EXERCISE DESCRIPTION -> Count the lines below that contain the word "screenshot" and give only that number.

* * * * * * * * *

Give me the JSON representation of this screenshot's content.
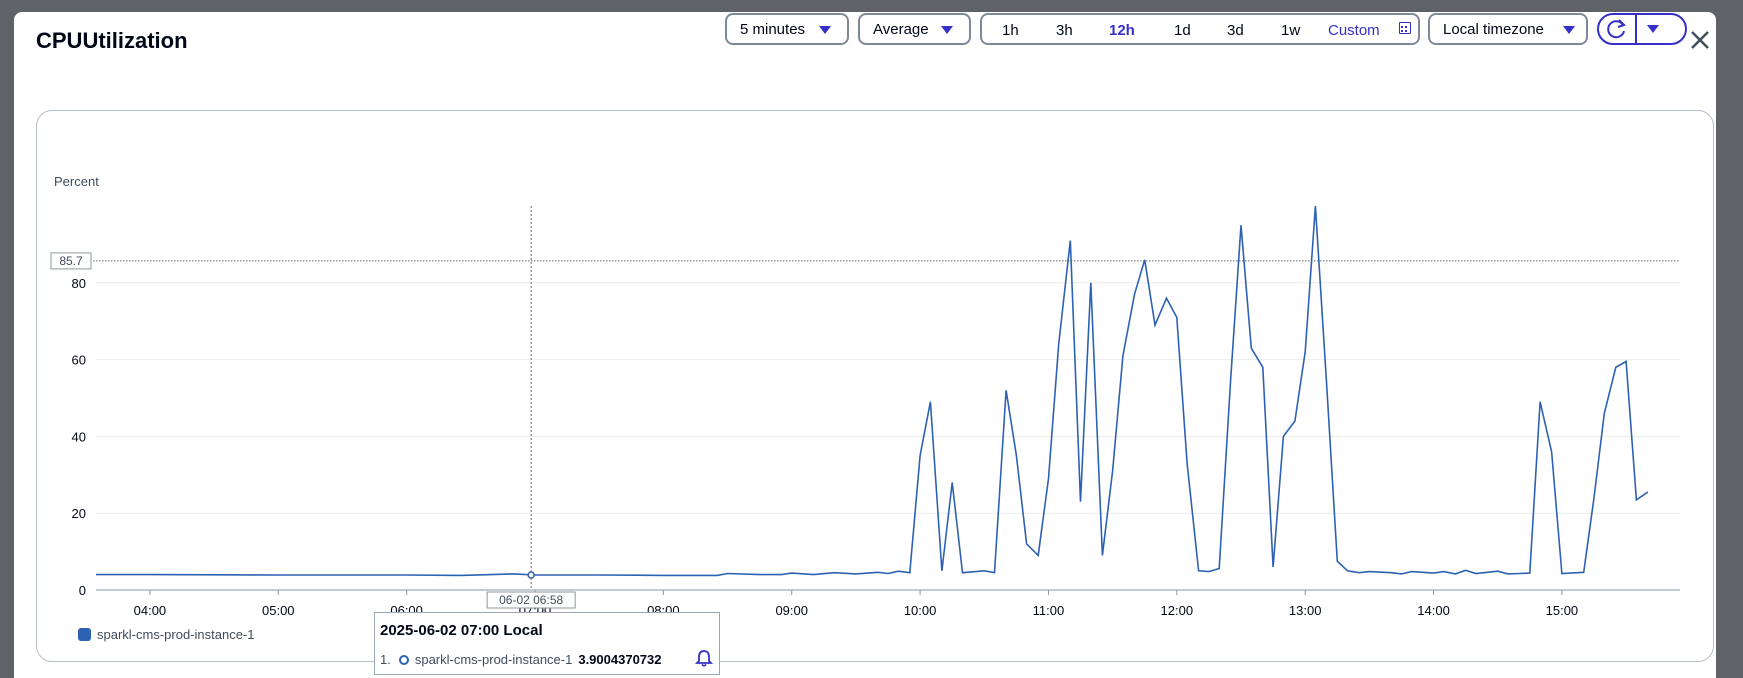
{
  "dialog": {
    "title": "CPUUtilization",
    "period": "5 minutes",
    "statistic": "Average",
    "ranges": [
      "1h",
      "3h",
      "12h",
      "1d",
      "3d",
      "1w"
    ],
    "active_range": "12h",
    "custom_label": "Custom",
    "timezone": "Local timezone"
  },
  "colors": {
    "series": "#2d62b3",
    "accent": "#3530c8"
  },
  "icons": [
    "caret-down-icon",
    "calendar-icon",
    "refresh-icon",
    "close-icon",
    "bell-icon"
  ],
  "chart_data": {
    "type": "line",
    "ylabel": "Percent",
    "ylim": [
      0,
      100
    ],
    "yticks": [
      "0",
      "20",
      "40",
      "60",
      "80"
    ],
    "xticks": [
      "04:00",
      "05:00",
      "06:00",
      "07:00",
      "08:00",
      "09:00",
      "10:00",
      "11:00",
      "12:00",
      "13:00",
      "14:00",
      "15:00"
    ],
    "threshold": {
      "value": 85.7,
      "label": "85.7"
    },
    "cursor": {
      "label": "06-02 06:58",
      "x_hours": 6.97
    },
    "legend": [
      "sparkl-cms-prod-instance-1"
    ],
    "series": [
      {
        "name": "sparkl-cms-prod-instance-1",
        "points": [
          [
            3.58,
            4.0
          ],
          [
            4.0,
            4.0
          ],
          [
            5.0,
            3.9
          ],
          [
            6.0,
            3.9
          ],
          [
            6.42,
            3.8
          ],
          [
            6.83,
            4.2
          ],
          [
            7.0,
            3.9
          ],
          [
            7.5,
            3.9
          ],
          [
            8.0,
            3.8
          ],
          [
            8.42,
            3.8
          ],
          [
            8.5,
            4.3
          ],
          [
            8.75,
            4.0
          ],
          [
            8.92,
            4.0
          ],
          [
            9.0,
            4.4
          ],
          [
            9.17,
            4.0
          ],
          [
            9.33,
            4.5
          ],
          [
            9.5,
            4.2
          ],
          [
            9.67,
            4.6
          ],
          [
            9.75,
            4.3
          ],
          [
            9.83,
            4.9
          ],
          [
            9.92,
            4.5
          ],
          [
            10.0,
            35
          ],
          [
            10.08,
            49
          ],
          [
            10.17,
            5
          ],
          [
            10.25,
            28
          ],
          [
            10.33,
            4.5
          ],
          [
            10.5,
            5
          ],
          [
            10.58,
            4.5
          ],
          [
            10.67,
            52
          ],
          [
            10.75,
            35
          ],
          [
            10.83,
            12
          ],
          [
            10.92,
            9
          ],
          [
            11.0,
            29
          ],
          [
            11.08,
            64
          ],
          [
            11.17,
            91
          ],
          [
            11.25,
            23
          ],
          [
            11.33,
            80
          ],
          [
            11.42,
            9
          ],
          [
            11.5,
            31
          ],
          [
            11.58,
            61
          ],
          [
            11.67,
            77
          ],
          [
            11.75,
            86
          ],
          [
            11.83,
            69
          ],
          [
            11.92,
            76
          ],
          [
            12.0,
            71
          ],
          [
            12.08,
            33
          ],
          [
            12.17,
            5
          ],
          [
            12.25,
            4.8
          ],
          [
            12.33,
            5.6
          ],
          [
            12.42,
            55
          ],
          [
            12.5,
            95
          ],
          [
            12.58,
            63
          ],
          [
            12.67,
            58
          ],
          [
            12.75,
            6
          ],
          [
            12.83,
            40
          ],
          [
            12.92,
            44
          ],
          [
            13.0,
            62
          ],
          [
            13.08,
            100
          ],
          [
            13.17,
            52
          ],
          [
            13.25,
            7.5
          ],
          [
            13.33,
            5
          ],
          [
            13.42,
            4.5
          ],
          [
            13.5,
            4.8
          ],
          [
            13.67,
            4.5
          ],
          [
            13.75,
            4.2
          ],
          [
            13.83,
            4.8
          ],
          [
            14.0,
            4.4
          ],
          [
            14.08,
            4.8
          ],
          [
            14.17,
            4.2
          ],
          [
            14.25,
            5.1
          ],
          [
            14.33,
            4.3
          ],
          [
            14.5,
            4.9
          ],
          [
            14.58,
            4.2
          ],
          [
            14.67,
            4.3
          ],
          [
            14.75,
            4.4
          ],
          [
            14.83,
            49
          ],
          [
            14.92,
            36
          ],
          [
            15.0,
            4.3
          ],
          [
            15.17,
            4.6
          ],
          [
            15.25,
            24
          ],
          [
            15.33,
            46
          ],
          [
            15.42,
            58
          ],
          [
            15.5,
            59.5
          ],
          [
            15.58,
            23.5
          ],
          [
            15.67,
            25.5
          ]
        ]
      }
    ]
  },
  "tooltip": {
    "title": "2025-06-02 07:00 Local",
    "index": "1.",
    "series_name": "sparkl-cms-prod-instance-1",
    "value": "3.9004370732"
  }
}
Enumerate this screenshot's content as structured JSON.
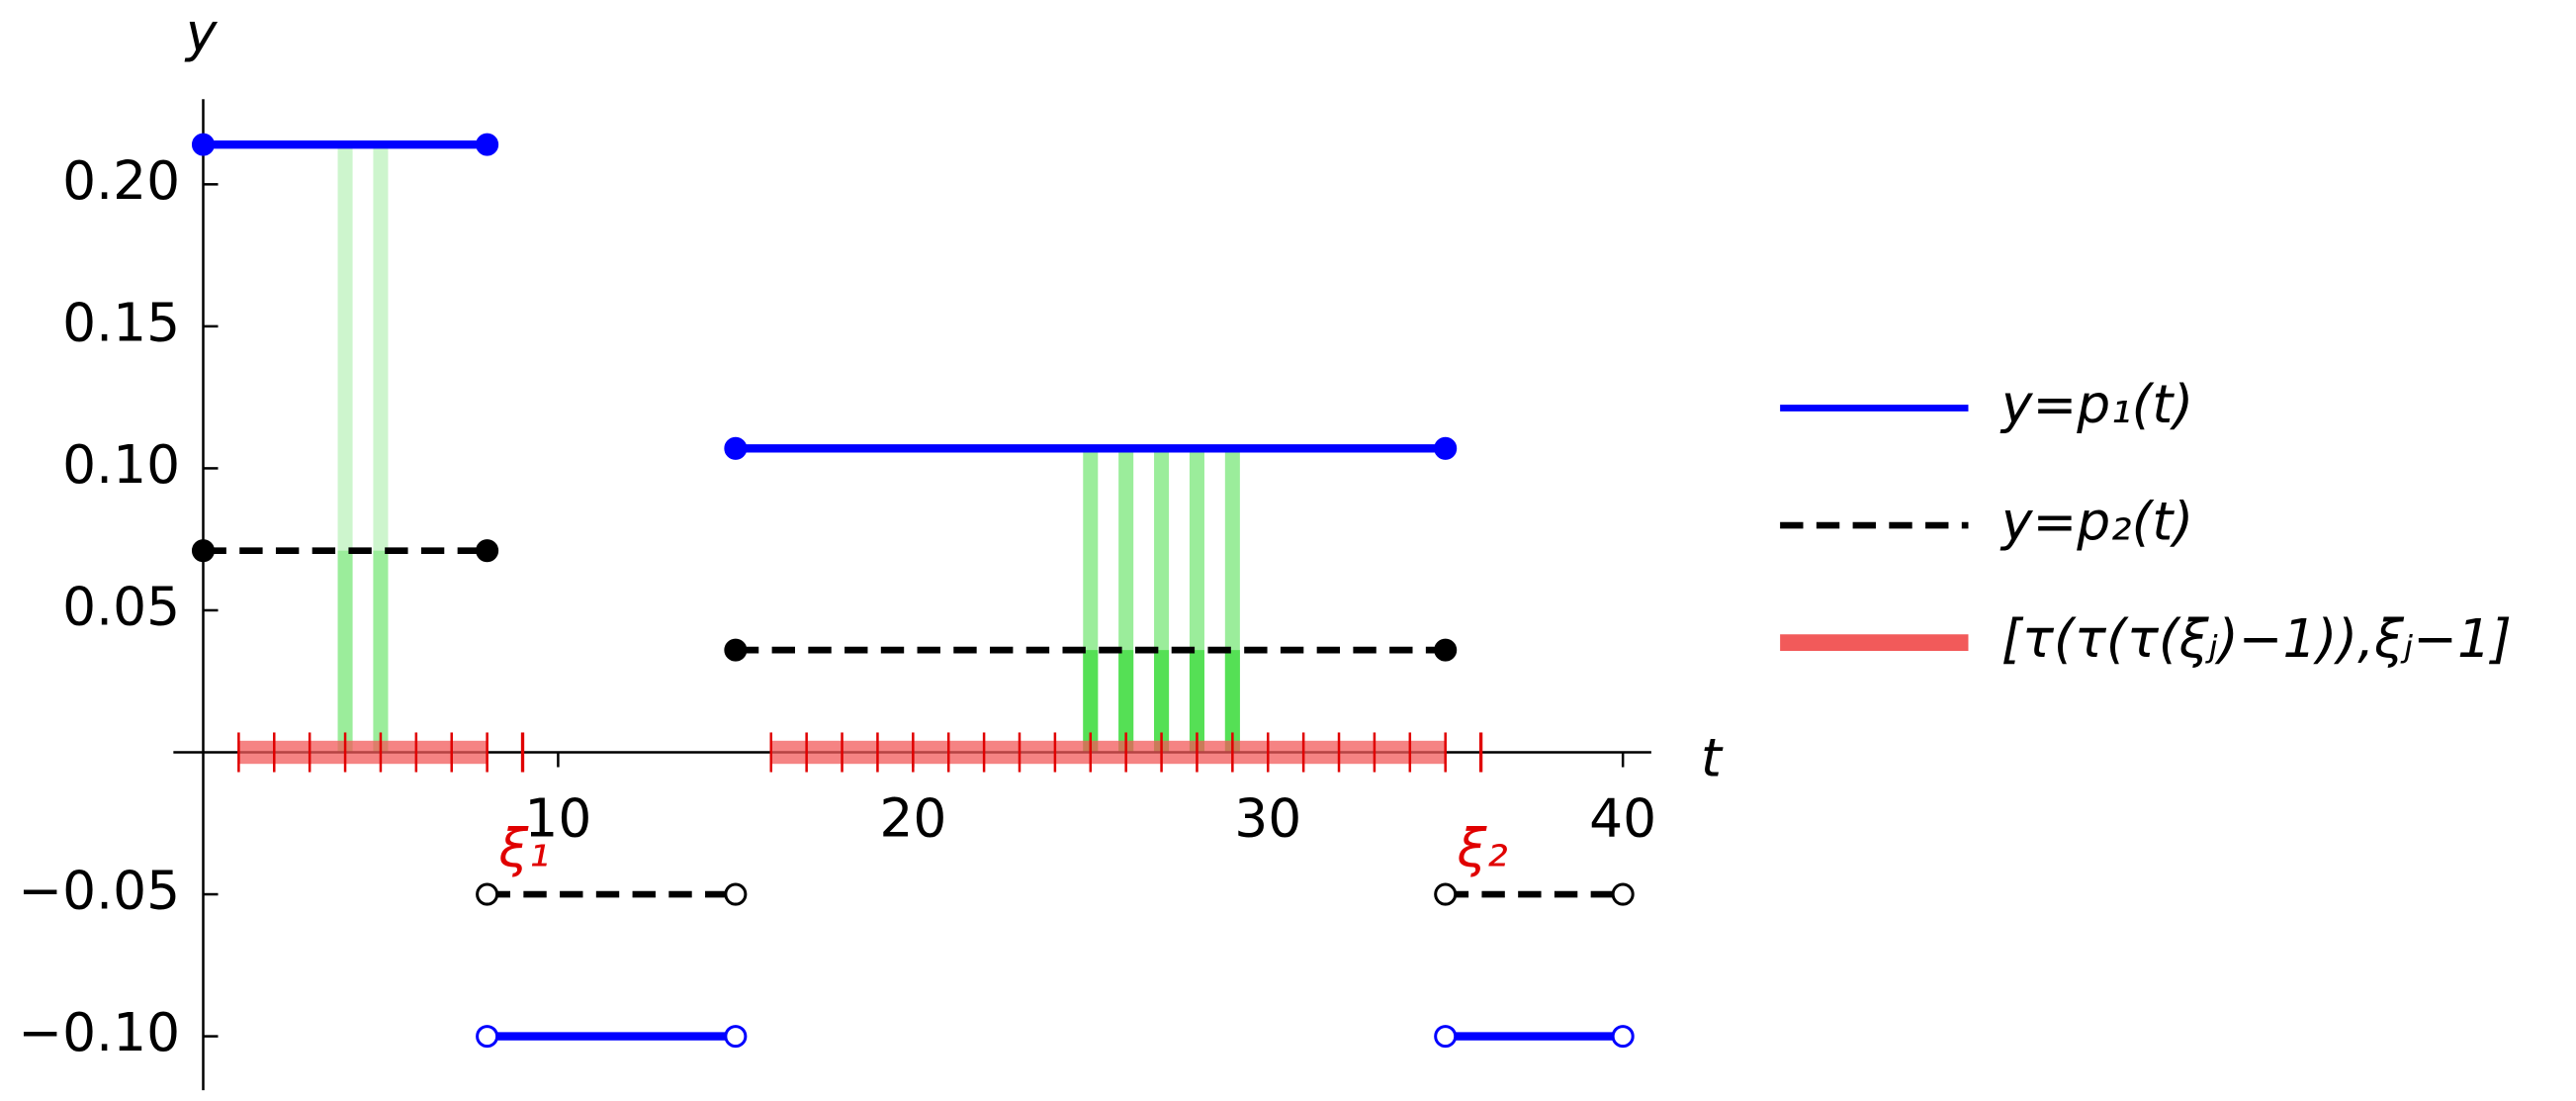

* * * * * * * * *

RESPONSE BELOW -> 2